◆ LISTED RECORDS
------------------------------------------------

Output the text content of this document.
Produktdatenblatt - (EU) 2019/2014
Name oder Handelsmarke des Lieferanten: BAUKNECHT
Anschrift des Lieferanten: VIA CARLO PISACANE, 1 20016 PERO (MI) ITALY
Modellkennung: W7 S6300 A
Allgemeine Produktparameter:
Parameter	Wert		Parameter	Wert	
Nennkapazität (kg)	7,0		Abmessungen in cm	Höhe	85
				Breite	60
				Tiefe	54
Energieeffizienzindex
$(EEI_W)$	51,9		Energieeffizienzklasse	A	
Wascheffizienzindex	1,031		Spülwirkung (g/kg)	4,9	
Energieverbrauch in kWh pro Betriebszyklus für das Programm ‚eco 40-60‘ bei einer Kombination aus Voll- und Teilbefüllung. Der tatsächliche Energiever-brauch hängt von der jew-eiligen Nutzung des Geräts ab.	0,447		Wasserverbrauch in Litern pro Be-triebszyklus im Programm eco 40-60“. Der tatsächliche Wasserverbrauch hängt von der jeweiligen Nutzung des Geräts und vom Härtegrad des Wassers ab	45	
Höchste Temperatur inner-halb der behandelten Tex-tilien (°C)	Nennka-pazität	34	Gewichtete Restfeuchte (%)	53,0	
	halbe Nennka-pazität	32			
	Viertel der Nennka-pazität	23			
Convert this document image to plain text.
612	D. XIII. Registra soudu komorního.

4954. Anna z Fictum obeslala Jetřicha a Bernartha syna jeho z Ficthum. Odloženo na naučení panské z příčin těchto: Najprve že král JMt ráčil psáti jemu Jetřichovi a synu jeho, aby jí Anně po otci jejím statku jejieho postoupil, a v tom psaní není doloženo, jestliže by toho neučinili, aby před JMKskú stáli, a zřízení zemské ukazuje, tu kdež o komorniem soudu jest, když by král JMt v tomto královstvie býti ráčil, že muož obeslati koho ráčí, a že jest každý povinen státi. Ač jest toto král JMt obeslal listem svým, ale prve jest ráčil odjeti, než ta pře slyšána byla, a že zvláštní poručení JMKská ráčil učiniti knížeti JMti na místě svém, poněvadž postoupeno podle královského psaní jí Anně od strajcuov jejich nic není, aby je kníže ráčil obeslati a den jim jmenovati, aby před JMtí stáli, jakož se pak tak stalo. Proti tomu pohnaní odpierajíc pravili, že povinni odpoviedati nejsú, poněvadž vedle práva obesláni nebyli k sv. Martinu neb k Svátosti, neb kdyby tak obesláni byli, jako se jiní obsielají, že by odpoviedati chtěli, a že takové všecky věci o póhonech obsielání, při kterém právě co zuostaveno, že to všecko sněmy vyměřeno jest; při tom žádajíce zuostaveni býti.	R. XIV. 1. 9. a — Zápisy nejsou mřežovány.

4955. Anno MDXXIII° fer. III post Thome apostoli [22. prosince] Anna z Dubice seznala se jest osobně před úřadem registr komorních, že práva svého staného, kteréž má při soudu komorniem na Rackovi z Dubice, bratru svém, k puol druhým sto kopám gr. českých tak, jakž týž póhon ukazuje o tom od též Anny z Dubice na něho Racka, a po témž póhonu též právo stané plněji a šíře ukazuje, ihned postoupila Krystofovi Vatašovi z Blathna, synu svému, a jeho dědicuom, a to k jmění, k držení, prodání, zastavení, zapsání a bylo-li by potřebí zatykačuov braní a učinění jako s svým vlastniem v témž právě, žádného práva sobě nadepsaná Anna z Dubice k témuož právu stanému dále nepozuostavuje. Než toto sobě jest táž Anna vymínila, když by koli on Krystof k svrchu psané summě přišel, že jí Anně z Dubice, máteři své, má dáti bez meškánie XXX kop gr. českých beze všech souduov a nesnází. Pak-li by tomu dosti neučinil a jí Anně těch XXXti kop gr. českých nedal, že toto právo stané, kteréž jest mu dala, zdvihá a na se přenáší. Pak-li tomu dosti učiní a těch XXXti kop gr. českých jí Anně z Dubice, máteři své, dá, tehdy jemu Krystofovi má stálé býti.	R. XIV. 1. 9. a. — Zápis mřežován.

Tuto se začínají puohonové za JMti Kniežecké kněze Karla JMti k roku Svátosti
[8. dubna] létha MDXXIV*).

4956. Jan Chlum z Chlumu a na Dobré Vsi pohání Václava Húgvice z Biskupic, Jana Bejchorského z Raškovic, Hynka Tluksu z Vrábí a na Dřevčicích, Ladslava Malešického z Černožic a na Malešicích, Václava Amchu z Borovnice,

------------------------------------------------

Take the listing above and write it out again exactly.

◆ THE SOLUTION
Output the text content of this document.
Produktdatenblatt - (EU) 2019/2014
Name oder Handelsmarke des Lieferanten: BAUKNECHT
Anschrift des Lieferanten: VIA CARLO PISACANE, 1 20016 PERO (MI) ITALY
Modellkennung: W7 S6300 A
Allgemeine Produktparameter:
Parameter	Wert		Parameter	Wert	
Nennkapazität (kg)	7,0		Abmessungen in cm	Höhe	85
				Breite	60
				Tiefe	54
Energieeffizienzindex
$(EEI_W)$	51,9		Energieeffizienzklasse	A	
Wascheffizienzindex	1,031		Spülwirkung (g/kg)	4,9	
Energieverbrauch in kWh pro Betriebszyklus für das Programm ‚eco 40-60‘ bei einer Kombination aus Voll- und Teilbefüllung. Der tatsächliche Energiever-brauch hängt von der jew-eiligen Nutzung des Geräts ab.	0,447		Wasserverbrauch in Litern pro Be-triebszyklus im Programm eco 40-60“. Der tatsächliche Wasserverbrauch hängt von der jeweiligen Nutzung des Geräts und vom Härtegrad des Wassers ab	45	
Höchste Temperatur inner-halb der behandelten Tex-tilien (°C)	Nennka-pazität	34	Gewichtete Restfeuchte (%)	53,0	
	halbe Nennka-pazität	32			
	Viertel der Nennka-pazität	23			
Convert this document image to plain text.
612	D. XIII. Registra soudu komorního.

4954. Anna z Fictum obeslala Jetřicha a Bernartha syna jeho z Ficthum. Odloženo na naučení panské z příčin těchto: Najprve že král JMt ráčil psáti jemu Jetřichovi a synu jeho, aby jí Anně po otci jejím statku jejieho postoupil, a v tom psaní není doloženo, jestliže by toho neučinili, aby před JMKskú stáli, a zřízení zemské ukazuje, tu kdež o komorniem soudu jest, když by král JMt v tomto královstvie býti ráčil, že muož obeslati koho ráčí, a že jest každý povinen státi. Ač jest toto král JMt obeslal listem svým, ale prve jest ráčil odjeti, než ta pře slyšána byla, a že zvláštní poručení JMKská ráčil učiniti knížeti JMti na místě svém, poněvadž postoupeno podle královského psaní jí Anně od strajcuov jejich nic není, aby je kníže ráčil obeslati a den jim jmenovati, aby před JMtí stáli, jakož se pak tak stalo. Proti tomu pohnaní odpierajíc pravili, že povinni odpoviedati nejsú, poněvadž vedle práva obesláni nebyli k sv. Martinu neb k Svátosti, neb kdyby tak obesláni byli, jako se jiní obsielají, že by odpoviedati chtěli, a že takové všecky věci o póhonech obsielání, při kterém právě co zuostaveno, že to všecko sněmy vyměřeno jest; při tom žádajíce zuostaveni býti.	R. XIV. 1. 9. a — Zápisy nejsou mřežovány.

4955. Anno MDXXIII° fer. III post Thome apostoli [22. prosince] Anna z Dubice seznala se jest osobně před úřadem registr komorních, že práva svého staného, kteréž má při soudu komorniem na Rackovi z Dubice, bratru svém, k puol druhým sto kopám gr. českých tak, jakž týž póhon ukazuje o tom od též Anny z Dubice na něho Racka, a po témž póhonu též právo stané plněji a šíře ukazuje, ihned postoupila Krystofovi Vatašovi z Blathna, synu svému, a jeho dědicuom, a to k jmění, k držení, prodání, zastavení, zapsání a bylo-li by potřebí zatykačuov braní a učinění jako s svým vlastniem v témž právě, žádného práva sobě nadepsaná Anna z Dubice k témuož právu stanému dále nepozuostavuje. Než toto sobě jest táž Anna vymínila, když by koli on Krystof k svrchu psané summě přišel, že jí Anně z Dubice, máteři své, má dáti bez meškánie XXX kop gr. českých beze všech souduov a nesnází. Pak-li by tomu dosti neučinil a jí Anně těch XXXti kop gr. českých nedal, že toto právo stané, kteréž jest mu dala, zdvihá a na se přenáší. Pak-li tomu dosti učiní a těch XXXti kop gr. českých jí Anně z Dubice, máteři své, dá, tehdy jemu Krystofovi má stálé býti.	R. XIV. 1. 9. a. — Zápis mřežován.

Tuto se začínají puohonové za JMti Kniežecké kněze Karla JMti k roku Svátosti
[8. dubna] létha MDXXIV*).

4956. Jan Chlum z Chlumu a na Dobré Vsi pohání Václava Húgvice z Biskupic, Jana Bejchorského z Raškovic, Hynka Tluksu z Vrábí a na Dřevčicích, Ladslava Malešického z Černožic a na Malešicích, Václava Amchu z Borovnice,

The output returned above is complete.